**WHAT YOU NEED TO DO:**
Collect every line below that contains the word "Price".
- - - - -
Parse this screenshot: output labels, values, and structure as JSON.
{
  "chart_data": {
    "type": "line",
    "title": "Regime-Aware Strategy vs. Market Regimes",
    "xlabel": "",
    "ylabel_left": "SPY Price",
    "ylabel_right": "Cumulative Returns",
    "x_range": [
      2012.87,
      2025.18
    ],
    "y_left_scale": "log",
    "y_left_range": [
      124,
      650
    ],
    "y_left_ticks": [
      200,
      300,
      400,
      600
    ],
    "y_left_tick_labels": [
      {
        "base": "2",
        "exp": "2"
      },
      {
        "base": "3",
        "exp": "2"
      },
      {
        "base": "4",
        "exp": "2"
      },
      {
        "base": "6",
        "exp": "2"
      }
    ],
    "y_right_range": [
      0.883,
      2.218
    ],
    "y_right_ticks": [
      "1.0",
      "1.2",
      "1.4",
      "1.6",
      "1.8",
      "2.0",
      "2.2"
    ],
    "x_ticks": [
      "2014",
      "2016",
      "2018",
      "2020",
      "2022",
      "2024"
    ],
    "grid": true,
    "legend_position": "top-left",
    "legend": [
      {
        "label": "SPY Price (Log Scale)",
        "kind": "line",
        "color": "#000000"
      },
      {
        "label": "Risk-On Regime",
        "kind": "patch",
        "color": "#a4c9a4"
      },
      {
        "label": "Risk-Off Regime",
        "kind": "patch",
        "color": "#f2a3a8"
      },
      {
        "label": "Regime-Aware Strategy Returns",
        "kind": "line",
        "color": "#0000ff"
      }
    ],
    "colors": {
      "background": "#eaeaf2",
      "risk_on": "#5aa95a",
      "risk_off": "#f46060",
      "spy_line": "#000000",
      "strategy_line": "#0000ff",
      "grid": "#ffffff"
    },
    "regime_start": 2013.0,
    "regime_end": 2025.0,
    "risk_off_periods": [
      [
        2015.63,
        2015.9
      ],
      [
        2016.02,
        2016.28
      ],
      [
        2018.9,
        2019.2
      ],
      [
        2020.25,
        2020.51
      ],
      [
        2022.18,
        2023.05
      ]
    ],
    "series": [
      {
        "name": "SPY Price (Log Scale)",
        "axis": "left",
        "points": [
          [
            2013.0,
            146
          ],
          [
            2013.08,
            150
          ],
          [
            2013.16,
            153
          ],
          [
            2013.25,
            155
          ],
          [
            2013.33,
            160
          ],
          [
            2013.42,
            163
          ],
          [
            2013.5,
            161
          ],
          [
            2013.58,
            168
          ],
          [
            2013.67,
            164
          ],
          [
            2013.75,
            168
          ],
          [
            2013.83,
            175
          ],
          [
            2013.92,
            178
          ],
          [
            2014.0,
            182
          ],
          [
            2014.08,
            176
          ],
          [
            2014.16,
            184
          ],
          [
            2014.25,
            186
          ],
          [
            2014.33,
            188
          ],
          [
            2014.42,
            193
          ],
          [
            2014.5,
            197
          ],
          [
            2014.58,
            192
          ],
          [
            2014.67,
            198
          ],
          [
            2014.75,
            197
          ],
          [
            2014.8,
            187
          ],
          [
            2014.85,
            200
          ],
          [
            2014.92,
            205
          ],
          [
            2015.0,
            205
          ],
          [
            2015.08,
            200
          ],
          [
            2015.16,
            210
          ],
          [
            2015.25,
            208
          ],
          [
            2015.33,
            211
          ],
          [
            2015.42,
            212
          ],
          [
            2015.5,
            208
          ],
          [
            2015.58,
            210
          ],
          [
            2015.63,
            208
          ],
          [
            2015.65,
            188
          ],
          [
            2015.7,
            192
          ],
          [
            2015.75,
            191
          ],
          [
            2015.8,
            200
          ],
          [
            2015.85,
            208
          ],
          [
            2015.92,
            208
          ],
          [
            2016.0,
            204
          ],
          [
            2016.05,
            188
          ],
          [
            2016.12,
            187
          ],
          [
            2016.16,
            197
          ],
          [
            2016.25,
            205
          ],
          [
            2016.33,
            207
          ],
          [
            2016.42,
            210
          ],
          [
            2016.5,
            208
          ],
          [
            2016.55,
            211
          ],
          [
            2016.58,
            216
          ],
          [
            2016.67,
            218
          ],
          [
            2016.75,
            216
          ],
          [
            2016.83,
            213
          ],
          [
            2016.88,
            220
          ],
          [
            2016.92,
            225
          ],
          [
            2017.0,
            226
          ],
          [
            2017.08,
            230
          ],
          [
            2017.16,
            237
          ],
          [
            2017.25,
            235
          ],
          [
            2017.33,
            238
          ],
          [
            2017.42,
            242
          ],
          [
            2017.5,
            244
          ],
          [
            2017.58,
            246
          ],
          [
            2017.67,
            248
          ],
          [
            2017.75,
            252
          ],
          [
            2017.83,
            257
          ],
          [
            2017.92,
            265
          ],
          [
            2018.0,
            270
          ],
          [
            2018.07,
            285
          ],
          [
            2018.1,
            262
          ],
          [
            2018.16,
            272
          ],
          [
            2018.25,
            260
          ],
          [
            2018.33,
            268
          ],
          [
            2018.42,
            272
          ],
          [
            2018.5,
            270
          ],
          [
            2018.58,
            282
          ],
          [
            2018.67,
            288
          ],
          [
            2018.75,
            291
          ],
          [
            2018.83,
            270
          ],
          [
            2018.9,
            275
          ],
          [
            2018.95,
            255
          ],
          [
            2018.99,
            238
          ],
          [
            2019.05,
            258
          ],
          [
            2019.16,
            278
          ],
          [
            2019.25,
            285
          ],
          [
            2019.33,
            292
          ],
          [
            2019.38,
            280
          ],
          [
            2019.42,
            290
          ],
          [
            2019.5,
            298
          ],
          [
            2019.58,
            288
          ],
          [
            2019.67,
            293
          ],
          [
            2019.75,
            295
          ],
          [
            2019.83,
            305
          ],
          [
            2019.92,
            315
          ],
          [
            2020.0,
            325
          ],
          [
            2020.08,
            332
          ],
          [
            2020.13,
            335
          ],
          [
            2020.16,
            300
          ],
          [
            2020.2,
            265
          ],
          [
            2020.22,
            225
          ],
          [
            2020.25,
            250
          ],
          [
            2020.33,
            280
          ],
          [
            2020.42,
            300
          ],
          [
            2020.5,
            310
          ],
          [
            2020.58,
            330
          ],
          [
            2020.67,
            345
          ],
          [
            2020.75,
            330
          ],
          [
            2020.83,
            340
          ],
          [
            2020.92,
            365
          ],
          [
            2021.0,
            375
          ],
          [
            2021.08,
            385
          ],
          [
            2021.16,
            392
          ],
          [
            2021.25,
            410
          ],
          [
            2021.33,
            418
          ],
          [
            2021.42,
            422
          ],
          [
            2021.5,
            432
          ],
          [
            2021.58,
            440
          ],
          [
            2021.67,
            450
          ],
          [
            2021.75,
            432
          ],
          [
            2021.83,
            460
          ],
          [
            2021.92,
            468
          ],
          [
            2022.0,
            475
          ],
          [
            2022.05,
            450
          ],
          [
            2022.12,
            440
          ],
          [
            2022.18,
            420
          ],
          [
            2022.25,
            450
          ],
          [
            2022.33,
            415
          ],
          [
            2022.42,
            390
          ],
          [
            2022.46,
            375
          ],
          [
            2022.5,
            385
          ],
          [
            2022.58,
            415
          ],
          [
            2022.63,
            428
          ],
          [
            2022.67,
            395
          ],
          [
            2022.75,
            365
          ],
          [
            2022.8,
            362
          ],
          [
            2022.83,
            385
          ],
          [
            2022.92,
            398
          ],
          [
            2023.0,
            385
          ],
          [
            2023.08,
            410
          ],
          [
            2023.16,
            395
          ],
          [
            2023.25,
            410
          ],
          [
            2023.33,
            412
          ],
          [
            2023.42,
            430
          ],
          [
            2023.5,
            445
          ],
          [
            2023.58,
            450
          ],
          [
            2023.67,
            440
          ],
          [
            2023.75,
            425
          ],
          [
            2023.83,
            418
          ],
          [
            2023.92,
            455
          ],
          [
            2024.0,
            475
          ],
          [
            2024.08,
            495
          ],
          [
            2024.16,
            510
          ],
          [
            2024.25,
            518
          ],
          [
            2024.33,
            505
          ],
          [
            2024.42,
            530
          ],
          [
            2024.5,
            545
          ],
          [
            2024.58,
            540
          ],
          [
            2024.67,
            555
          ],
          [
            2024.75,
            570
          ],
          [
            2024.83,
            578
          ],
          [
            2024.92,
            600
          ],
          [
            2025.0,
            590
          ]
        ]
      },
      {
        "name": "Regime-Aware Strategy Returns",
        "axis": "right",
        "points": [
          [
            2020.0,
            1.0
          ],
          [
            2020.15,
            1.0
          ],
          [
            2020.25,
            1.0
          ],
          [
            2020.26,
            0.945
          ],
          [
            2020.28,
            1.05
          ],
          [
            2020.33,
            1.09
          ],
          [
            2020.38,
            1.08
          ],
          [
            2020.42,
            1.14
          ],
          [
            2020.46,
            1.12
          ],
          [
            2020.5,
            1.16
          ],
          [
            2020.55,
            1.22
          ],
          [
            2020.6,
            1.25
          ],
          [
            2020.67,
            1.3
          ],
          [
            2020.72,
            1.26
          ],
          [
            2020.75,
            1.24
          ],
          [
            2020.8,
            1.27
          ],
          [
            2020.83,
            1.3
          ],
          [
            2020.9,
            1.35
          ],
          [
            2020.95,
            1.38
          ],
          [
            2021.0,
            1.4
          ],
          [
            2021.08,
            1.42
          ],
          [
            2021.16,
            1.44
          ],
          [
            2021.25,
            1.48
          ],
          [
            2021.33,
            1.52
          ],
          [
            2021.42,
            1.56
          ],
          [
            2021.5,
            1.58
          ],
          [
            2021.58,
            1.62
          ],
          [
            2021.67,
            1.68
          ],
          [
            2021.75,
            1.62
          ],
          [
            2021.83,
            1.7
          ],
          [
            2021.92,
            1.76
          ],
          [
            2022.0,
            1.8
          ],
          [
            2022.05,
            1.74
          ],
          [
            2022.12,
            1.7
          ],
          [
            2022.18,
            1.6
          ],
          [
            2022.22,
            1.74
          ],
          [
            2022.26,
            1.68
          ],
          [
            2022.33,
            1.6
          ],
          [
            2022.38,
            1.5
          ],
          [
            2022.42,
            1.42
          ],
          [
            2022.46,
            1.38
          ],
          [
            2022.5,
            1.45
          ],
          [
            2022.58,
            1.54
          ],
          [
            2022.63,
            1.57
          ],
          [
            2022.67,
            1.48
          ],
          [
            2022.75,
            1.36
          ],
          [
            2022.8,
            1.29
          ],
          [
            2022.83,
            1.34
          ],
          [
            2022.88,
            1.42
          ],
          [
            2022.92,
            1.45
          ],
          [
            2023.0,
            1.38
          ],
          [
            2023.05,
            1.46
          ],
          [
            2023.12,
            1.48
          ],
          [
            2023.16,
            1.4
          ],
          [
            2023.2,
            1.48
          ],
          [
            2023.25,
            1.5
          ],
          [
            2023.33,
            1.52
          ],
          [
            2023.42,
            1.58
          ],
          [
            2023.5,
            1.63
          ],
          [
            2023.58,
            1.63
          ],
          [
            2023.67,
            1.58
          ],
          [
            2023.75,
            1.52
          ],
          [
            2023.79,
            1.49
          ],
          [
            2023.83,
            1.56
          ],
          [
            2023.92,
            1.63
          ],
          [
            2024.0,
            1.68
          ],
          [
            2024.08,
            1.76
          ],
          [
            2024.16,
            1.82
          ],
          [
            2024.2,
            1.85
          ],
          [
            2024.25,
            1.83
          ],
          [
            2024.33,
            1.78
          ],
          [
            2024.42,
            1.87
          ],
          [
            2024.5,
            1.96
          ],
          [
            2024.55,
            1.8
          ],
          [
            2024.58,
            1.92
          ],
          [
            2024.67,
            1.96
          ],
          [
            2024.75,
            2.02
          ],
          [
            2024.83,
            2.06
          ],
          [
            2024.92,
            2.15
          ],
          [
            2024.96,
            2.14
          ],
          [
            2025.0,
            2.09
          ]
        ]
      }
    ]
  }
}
- - - - -
**ANSWER FOR THE TASK:**
    "ylabel_left": "SPY Price",
        "label": "SPY Price (Log Scale)",
        "name": "SPY Price (Log Scale)",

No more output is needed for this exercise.